Source material>
┌────────

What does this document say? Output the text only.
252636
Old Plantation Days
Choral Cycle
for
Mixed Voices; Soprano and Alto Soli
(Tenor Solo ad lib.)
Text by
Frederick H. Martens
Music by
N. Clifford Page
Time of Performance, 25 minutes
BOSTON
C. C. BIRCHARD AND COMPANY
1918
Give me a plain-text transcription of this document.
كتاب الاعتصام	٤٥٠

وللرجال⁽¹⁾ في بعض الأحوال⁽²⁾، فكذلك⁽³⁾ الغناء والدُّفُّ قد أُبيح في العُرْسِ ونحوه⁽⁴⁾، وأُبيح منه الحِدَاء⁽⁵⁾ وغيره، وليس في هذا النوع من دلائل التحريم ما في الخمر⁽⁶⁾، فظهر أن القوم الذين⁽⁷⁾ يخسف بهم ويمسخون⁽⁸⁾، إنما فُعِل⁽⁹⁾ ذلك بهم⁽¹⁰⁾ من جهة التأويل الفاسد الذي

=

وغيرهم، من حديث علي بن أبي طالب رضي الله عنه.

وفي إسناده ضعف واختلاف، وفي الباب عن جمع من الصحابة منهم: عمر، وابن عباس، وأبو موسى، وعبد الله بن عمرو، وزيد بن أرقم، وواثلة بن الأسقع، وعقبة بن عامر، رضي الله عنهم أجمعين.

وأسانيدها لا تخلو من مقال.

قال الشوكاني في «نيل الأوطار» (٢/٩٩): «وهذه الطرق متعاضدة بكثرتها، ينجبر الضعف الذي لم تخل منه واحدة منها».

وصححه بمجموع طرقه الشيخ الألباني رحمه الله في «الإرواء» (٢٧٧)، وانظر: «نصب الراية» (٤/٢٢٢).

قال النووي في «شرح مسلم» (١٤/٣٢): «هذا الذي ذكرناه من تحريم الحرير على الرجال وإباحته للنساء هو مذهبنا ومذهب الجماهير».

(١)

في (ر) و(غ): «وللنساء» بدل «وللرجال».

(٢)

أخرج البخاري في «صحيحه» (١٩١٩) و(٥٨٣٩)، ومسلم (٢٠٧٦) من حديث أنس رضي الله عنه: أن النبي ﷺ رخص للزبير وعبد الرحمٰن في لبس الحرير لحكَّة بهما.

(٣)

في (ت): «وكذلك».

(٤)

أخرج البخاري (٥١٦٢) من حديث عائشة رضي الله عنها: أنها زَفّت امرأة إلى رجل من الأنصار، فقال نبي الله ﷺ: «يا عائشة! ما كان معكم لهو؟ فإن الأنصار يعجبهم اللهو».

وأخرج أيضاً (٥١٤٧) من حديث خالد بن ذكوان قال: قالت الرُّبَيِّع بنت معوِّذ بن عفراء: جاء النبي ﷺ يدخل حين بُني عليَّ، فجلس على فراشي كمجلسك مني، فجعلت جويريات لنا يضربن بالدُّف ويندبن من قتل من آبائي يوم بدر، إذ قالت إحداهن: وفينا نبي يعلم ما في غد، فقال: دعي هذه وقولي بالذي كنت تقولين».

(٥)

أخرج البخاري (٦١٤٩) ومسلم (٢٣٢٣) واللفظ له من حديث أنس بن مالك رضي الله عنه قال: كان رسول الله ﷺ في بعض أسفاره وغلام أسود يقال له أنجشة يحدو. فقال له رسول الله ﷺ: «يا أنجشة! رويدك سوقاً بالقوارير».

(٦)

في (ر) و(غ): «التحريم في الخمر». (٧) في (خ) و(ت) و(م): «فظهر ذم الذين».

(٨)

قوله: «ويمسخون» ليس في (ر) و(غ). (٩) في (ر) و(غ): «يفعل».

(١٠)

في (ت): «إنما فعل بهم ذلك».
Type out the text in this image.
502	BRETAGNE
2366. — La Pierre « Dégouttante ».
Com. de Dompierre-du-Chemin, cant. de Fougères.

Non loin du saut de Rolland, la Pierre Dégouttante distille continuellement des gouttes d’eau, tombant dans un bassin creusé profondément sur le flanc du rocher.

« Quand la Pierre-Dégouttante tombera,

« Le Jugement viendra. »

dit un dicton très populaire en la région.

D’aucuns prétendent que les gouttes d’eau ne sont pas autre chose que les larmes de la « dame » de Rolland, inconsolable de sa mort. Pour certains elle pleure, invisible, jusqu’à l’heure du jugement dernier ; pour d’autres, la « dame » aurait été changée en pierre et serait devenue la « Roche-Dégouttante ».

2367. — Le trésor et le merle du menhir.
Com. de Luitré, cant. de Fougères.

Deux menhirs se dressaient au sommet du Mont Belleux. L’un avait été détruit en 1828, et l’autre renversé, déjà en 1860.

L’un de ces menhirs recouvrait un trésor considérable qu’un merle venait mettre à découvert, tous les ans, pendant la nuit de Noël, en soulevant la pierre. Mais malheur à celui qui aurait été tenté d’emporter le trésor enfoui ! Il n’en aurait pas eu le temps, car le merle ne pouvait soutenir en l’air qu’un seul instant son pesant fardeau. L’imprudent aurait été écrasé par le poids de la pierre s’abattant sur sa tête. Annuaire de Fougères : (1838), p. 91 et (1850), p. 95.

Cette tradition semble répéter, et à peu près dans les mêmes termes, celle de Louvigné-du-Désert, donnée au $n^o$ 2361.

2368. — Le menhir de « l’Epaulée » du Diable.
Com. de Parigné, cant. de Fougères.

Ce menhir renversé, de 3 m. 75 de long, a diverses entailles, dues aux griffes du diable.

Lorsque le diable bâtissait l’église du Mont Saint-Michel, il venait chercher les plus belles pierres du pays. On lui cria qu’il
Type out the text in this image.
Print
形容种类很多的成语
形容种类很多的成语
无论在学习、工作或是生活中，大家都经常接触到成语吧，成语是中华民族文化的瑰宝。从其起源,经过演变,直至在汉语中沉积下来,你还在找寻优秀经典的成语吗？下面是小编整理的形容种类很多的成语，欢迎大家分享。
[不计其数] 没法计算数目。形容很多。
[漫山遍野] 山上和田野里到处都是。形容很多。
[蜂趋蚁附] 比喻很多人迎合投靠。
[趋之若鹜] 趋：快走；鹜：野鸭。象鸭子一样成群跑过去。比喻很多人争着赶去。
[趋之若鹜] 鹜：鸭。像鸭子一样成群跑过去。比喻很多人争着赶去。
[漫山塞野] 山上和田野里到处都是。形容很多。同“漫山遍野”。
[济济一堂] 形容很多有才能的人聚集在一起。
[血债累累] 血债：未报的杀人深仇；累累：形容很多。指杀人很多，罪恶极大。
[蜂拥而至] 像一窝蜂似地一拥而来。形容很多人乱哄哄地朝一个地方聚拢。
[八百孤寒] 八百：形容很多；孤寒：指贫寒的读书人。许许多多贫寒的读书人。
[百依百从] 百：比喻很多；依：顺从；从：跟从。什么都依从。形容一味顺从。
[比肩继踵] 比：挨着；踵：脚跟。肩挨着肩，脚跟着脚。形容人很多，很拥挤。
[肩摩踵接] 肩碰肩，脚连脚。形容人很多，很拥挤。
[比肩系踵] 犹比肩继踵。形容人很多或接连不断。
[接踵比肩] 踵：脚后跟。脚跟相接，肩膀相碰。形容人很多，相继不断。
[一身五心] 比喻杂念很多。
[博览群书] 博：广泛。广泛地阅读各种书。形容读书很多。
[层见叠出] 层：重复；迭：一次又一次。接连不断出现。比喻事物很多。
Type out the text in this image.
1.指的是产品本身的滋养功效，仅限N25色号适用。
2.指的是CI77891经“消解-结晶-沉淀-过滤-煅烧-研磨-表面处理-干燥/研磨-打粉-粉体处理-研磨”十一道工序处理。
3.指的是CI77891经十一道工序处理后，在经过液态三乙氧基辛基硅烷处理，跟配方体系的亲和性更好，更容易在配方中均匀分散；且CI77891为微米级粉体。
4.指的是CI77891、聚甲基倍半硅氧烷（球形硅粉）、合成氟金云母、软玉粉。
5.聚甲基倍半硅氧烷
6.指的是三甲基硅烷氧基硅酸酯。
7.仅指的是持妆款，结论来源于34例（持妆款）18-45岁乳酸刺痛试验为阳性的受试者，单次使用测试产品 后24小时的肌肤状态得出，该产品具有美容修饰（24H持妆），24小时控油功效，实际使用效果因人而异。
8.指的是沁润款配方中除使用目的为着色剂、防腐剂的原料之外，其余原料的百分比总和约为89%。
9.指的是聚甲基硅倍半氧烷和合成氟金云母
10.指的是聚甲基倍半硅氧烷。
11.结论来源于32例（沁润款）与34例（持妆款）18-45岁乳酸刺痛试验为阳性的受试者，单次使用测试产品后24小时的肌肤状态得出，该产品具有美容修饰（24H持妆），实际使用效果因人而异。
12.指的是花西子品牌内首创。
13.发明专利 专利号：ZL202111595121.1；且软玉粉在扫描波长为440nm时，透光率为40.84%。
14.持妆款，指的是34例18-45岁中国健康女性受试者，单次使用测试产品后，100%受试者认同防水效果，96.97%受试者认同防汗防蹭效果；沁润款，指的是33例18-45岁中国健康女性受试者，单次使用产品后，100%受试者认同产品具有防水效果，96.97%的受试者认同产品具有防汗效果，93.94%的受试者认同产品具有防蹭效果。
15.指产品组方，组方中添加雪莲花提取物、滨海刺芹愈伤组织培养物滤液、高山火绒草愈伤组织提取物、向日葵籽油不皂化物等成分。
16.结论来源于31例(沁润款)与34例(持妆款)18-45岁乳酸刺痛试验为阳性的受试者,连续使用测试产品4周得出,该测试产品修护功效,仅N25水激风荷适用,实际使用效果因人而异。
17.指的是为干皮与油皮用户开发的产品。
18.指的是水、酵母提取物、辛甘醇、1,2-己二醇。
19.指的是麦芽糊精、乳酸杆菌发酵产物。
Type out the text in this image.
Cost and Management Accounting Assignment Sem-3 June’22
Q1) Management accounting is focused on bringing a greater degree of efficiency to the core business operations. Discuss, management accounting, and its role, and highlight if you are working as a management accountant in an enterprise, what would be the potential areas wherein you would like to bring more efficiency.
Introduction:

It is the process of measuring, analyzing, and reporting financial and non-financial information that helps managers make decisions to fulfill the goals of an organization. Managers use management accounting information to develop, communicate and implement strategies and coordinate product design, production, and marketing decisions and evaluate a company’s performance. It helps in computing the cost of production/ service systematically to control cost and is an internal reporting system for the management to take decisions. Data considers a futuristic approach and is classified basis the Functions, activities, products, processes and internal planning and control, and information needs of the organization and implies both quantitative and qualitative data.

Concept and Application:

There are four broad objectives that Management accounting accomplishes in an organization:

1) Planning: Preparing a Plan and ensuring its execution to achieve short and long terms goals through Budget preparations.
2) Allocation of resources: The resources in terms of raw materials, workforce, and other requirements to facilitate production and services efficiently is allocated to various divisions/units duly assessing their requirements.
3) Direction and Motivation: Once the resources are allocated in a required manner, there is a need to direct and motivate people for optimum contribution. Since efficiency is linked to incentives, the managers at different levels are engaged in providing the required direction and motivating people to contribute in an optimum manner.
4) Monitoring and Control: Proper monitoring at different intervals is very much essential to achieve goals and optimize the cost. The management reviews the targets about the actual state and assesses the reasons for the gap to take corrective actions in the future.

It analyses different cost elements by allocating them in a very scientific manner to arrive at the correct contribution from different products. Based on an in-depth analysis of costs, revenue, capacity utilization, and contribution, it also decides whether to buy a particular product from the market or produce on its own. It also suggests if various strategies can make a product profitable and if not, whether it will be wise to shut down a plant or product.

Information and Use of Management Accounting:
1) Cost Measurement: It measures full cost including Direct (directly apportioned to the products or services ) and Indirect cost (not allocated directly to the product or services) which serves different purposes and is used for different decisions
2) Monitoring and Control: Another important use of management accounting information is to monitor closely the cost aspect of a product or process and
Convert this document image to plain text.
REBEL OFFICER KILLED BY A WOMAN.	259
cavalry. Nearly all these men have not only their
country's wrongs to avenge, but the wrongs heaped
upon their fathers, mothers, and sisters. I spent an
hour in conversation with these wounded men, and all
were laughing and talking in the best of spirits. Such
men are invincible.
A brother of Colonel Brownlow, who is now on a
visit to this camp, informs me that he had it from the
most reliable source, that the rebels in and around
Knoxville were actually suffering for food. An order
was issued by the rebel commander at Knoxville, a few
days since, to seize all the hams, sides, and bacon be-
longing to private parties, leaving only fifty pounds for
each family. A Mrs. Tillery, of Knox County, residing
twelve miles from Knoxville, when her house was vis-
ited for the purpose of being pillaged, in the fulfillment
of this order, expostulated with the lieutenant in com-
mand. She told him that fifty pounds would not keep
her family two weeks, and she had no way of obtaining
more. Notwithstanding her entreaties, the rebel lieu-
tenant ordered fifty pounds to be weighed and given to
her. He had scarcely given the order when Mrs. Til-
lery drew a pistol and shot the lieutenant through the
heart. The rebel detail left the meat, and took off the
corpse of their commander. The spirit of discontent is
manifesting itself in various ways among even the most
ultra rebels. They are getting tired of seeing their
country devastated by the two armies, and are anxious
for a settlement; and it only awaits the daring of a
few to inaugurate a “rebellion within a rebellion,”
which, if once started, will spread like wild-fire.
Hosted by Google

└────────

What this task involves> Your answer should be a single number: the count of lines in these records that hold the string "more".

Task response> 2